## Objetivo A
En el texto sobre las transiciones democráticas, ¿de qué es consecuencia, según O´Donnell, el comienzo de toda transición?
## Objetivo B
Sigue escribiendo el texto sobre las transiciones democráticas a partir de su última oración.

## Texto citado

Llámese “burdel político”, olfato, si lo quieren más recatado, pero estamos hablando de esa capacidad intuitiva (adiestrada por años de militancia), que se convierte en factor determinante para que suceda el quiebre esperado. Este segundo factor, la acción individual, la orientación del líder o líderes, se evidencia en que tras cada proceso de transición democrática hay un componente de habilidad individual (o conjunto de ellos) que no sólo por coraje, valentía o determinación, sus protagonistas pasan a la historia como “padres de la democracia”, sino por la agudeza de criterio y evaluación situacional que, como hemos dicho, es producto de la conjunción de la teoría y la praxis. Consiste en cierta “ética de la sensatez” podríamos decir, fraguada con trabajo y estudio, y no sólo con intuición. Ese carácter del político habilidoso formado por años, es lo que termina definiendo a los líderes históricos.
Pero no todo es casuística o encuentro marcado por la suerte entre líderes y situaciones. Algún elemento estructural también está presente, y precisamente ese componente es el que puede darnos luces a nosotros, simples ciudadanos victimas de vivir en dictadura, sobre qué hacer y qué cosas apoyar, para contribuir con la transición.
De la Ruptura, como inicio del fin.
Siguiendo el trabajo de O´Donnell, luego de que el mismo se interroga sobre la supremacía del velo de incertidumbre que rodea a las caídas de las dictaduras, y se cuestiona si sólo existe un alto grado de indeterminación estructural en los procesos de derrumbe del dictador, vuelve atrás y reconoce que ciertamente si hay recurrencias que advertir. De ellas recogeremos una, la más importante, y dejemos que él mismo lo diga: “…no hay ninguna transición cuyo comienzo no sea consecuencia, directa o indirectamente, de divisiones importantes dentro del propio régimen autoritario, principalmente las fluctuantes divisiones que separan a los “duros” de los “blandos”.”[3]
La división convertida en ruptura puede ser de varios tipos; desde la más elemental, es decir aquella que divide a la cúpula gobernante entre “blandos y duros” (palomas o halcones) a otras que segmentan entre civiles y militares, políticos y técnicos, dirigentes de base y burócratas del partido. No en todos los casos se trata de Radicales vs. Moderados, pero si en la mayoría. En la medida en que el régimen confronta dificultades, mayor será la tesis de la radicalización. Donde unos piden profundizar lo que se viene haciendo (los “duros”), para otros eso es una insensatez y siguieren cambios (los “blandos”), como única forma de salir de la situación problemática. Como se entenderá, conforme se agudicen los problemas económicos o políticos, esa división interna se hará más fuerte.

## Extractos de datos
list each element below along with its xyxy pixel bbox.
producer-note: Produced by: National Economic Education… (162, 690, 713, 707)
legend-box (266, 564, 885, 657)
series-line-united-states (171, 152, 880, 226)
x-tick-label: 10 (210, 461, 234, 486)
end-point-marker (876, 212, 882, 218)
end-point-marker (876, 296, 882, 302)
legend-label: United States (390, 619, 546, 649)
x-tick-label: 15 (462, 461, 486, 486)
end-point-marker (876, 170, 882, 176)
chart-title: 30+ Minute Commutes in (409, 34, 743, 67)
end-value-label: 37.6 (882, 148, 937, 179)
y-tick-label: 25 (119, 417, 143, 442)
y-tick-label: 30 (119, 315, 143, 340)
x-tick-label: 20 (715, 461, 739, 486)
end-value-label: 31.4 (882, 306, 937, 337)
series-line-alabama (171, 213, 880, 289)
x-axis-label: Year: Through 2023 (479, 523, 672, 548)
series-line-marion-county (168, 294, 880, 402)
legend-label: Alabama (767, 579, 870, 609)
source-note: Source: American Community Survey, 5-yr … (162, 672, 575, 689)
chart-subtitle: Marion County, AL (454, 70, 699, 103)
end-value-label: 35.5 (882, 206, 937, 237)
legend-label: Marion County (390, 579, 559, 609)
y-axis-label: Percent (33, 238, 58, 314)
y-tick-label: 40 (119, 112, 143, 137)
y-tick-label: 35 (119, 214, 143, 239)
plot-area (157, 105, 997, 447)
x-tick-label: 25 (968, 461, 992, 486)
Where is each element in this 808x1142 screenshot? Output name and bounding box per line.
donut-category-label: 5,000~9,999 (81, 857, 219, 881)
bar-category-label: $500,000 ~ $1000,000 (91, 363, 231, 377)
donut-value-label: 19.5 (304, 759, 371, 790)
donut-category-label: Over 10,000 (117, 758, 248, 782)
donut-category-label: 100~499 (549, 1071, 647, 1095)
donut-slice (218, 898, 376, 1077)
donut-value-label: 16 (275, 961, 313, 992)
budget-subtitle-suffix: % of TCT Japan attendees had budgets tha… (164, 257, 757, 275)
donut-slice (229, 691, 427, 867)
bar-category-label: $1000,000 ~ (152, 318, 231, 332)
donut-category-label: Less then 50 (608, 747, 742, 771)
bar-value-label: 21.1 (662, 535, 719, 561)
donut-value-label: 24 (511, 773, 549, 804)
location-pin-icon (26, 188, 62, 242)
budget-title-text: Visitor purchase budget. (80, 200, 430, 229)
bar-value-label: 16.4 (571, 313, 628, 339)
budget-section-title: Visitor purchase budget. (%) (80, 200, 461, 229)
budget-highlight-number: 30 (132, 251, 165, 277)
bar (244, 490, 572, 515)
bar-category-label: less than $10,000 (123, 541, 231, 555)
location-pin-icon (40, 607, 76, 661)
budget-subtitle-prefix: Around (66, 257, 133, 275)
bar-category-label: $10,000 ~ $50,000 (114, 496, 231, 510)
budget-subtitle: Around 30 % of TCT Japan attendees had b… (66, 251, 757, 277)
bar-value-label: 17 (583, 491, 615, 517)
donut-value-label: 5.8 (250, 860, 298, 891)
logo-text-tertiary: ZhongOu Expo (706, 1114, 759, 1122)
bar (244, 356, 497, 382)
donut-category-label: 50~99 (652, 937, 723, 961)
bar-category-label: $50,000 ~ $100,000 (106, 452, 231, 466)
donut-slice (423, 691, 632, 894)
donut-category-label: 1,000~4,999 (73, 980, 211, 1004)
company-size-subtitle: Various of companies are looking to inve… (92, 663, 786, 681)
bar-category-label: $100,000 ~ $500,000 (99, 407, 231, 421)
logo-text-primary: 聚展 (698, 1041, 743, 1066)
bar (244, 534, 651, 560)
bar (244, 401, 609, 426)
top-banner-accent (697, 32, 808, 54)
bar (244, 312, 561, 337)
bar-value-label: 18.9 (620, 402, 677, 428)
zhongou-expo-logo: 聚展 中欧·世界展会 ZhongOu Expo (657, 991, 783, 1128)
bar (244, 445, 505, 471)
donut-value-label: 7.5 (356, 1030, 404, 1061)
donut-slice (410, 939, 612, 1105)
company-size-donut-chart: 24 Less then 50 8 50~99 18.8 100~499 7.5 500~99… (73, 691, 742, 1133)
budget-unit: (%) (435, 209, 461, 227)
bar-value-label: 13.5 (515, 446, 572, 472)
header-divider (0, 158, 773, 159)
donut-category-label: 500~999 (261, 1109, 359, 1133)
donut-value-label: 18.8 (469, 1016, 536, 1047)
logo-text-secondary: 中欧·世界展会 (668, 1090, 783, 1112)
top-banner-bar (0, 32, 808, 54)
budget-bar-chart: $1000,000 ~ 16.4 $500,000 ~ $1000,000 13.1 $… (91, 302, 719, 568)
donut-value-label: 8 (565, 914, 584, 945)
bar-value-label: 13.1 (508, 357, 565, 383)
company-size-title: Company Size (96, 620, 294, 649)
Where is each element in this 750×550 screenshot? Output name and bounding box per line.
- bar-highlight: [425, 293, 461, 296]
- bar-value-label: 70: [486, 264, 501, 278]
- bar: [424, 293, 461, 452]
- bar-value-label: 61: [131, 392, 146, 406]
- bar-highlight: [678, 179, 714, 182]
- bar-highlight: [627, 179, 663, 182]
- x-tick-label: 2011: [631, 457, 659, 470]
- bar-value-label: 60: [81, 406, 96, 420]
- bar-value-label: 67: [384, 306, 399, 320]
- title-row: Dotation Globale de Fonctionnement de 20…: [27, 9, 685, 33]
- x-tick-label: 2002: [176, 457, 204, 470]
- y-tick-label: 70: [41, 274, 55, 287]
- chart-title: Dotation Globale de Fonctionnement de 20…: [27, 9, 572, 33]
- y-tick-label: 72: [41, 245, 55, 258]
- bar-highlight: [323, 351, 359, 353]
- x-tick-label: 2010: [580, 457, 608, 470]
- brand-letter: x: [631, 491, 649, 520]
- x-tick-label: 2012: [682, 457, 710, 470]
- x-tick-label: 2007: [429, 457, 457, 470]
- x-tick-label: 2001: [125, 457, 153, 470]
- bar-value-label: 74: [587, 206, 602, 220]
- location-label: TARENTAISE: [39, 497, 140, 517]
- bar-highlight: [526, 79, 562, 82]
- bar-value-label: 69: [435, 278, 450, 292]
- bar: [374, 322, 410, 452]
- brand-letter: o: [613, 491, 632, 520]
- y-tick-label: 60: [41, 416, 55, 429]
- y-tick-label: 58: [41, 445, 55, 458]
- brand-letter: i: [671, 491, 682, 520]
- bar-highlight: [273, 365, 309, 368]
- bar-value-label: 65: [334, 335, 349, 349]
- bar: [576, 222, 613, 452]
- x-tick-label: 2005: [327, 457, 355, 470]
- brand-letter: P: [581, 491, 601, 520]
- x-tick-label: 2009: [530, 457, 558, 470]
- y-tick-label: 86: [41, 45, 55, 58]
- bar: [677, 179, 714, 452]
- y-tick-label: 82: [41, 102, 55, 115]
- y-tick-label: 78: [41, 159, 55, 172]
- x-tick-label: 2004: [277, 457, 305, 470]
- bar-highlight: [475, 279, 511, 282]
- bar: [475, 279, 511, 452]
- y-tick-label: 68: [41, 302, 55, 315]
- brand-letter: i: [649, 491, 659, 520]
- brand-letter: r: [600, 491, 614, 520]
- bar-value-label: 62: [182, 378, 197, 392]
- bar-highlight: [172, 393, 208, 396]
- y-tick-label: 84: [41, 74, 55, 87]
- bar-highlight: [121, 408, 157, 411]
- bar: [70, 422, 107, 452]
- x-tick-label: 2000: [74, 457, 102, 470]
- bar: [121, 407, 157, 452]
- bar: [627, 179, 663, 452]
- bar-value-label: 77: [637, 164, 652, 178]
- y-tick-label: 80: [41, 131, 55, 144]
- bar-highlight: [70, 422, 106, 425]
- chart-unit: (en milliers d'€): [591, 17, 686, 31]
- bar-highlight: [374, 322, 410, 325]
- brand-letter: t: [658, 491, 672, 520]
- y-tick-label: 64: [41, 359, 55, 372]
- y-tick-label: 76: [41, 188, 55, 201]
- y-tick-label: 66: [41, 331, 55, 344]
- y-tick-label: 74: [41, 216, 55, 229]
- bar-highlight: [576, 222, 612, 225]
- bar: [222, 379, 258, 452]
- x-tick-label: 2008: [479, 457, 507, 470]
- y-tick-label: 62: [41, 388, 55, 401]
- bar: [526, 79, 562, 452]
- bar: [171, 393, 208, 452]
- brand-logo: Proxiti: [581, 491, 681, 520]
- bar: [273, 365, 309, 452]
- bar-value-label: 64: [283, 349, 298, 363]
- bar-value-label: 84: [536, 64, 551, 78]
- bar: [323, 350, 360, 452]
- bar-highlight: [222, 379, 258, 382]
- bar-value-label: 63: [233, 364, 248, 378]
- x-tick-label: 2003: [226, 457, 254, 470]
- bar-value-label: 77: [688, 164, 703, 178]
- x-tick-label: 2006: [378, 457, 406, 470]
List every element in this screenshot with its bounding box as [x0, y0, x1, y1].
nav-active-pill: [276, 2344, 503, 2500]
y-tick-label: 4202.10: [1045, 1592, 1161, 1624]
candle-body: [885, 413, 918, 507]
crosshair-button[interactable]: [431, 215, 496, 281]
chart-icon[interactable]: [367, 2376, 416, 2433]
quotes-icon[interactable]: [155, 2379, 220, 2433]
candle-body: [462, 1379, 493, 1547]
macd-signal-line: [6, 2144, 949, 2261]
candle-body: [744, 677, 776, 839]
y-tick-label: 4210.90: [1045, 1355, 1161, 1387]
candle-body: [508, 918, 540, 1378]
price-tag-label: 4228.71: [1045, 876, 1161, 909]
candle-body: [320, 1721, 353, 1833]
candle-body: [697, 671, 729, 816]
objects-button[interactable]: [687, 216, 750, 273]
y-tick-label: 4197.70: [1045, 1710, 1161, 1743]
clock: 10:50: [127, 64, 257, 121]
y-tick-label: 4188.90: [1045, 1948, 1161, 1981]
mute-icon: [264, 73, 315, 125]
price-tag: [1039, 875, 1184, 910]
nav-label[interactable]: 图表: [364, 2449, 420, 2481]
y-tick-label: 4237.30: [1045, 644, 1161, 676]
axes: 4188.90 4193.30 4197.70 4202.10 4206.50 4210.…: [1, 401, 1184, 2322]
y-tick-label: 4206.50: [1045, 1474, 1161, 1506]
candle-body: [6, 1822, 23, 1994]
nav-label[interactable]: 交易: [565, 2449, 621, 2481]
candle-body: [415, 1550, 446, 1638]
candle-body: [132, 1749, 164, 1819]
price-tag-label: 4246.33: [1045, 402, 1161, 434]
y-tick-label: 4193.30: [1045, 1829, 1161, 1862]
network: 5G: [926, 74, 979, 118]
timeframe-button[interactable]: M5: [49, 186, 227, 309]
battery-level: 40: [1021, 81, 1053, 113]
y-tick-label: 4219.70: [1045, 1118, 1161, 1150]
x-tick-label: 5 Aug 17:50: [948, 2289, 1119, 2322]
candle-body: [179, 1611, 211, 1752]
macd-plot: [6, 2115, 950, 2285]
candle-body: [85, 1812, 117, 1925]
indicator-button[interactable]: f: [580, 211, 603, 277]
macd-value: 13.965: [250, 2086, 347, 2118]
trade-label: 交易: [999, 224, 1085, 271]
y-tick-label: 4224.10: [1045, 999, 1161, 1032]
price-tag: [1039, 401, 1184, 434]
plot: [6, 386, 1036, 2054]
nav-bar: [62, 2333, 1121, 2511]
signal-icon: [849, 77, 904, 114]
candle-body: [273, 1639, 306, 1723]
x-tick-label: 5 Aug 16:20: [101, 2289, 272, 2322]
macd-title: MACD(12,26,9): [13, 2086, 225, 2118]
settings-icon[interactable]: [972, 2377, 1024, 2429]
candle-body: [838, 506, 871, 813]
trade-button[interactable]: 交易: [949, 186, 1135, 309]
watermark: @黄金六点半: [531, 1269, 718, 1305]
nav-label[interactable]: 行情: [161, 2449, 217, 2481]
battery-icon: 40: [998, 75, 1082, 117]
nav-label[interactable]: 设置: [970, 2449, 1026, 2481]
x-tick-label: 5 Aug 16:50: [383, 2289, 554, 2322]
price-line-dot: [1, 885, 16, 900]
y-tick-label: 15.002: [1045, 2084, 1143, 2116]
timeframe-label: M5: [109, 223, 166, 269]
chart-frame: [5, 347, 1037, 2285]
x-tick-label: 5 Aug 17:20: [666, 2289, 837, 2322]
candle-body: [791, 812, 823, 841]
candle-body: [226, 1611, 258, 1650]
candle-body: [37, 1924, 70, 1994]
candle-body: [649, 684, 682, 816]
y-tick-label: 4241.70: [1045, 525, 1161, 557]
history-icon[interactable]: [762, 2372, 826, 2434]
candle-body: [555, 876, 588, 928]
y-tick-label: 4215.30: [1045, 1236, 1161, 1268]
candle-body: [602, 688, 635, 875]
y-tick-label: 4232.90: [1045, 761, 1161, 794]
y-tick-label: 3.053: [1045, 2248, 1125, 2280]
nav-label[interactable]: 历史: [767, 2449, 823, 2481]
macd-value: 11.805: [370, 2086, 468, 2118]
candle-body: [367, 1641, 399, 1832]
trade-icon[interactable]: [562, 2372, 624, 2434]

## Respuesta A
De divisiones importantes dentro del propio régimen autoritario, principalmente las que separan a los “duros” de los “blandos”.

## Respuesta B
Es bastante obvio que esa primera división ya ocurrió en Venezuela. Ante las dificultades económicas que dejó el presidente Chávez, por el ya lejano 2013, personajes importantes del gobierno, parte de lo que podríamos llamar la élite civilista y tecnocrática del régimen, sugirió cambios que nunca contaron con la aprobación de la coalición heredera del chavismo. Proceso que terminó con la exclusión del gobierno de exministros y puede que esa haya sido la causa más importante de la salida del propio presidente de PDVSA, Rafael Ramírez, quienes, ante la imposición de mantener la línea de los controles y el estatismo económico por parte de los radicales, terminaron yéndose del gobierno pasando a un tercer estanco político de variados e imprecisos nombres.
Pero todavía más importante que aquella ruptura temprana, es la evidenciada recientemente del quiebre entre el gobierno y la fiscal general, Luisa Ortega Díaz, lo que en buenas cuentas ha sido la catalizadora del zaperoco político y social de la actualidad.
La declaración de la Fiscal General al calificar como un rompimiento del hilo constitucional, la pretensión del Tribunal Supremo y el Ejecutivo para hacerse con todas las funciones de la Asamblea Nacional, terminaron por sentenciar “de jure” lo que hasta entonces había sido “de facto”, tumbando la última “hoja de parra” del régimen, dejándolo desnudo ante la comunidad internacional.
Visto estos quiebres, tenemos evidencia más que suficiente que nos indica que el inicio del fin está allí. Ha habido una ruptura, una incisión que puede presumirse como profunda, o al menos importante, se ha quebrado lo que siempre trato de presentársenos como impoluto y firme.
La revolución está partida, no sabemos cuánto, pero sí sabemos que es simplemente imposible que se vuelva a recomponer y, lo que es peor, esa incisión se hará más grande mientras sus causas originarias estén presentes, a saber, la imposibilidad de mantener la gobernabilidad en el marco de la actual Constitución, dadas las pretensiones de continuismo y el contexto de inviabilidad socioeconómica que suponen sus políticas.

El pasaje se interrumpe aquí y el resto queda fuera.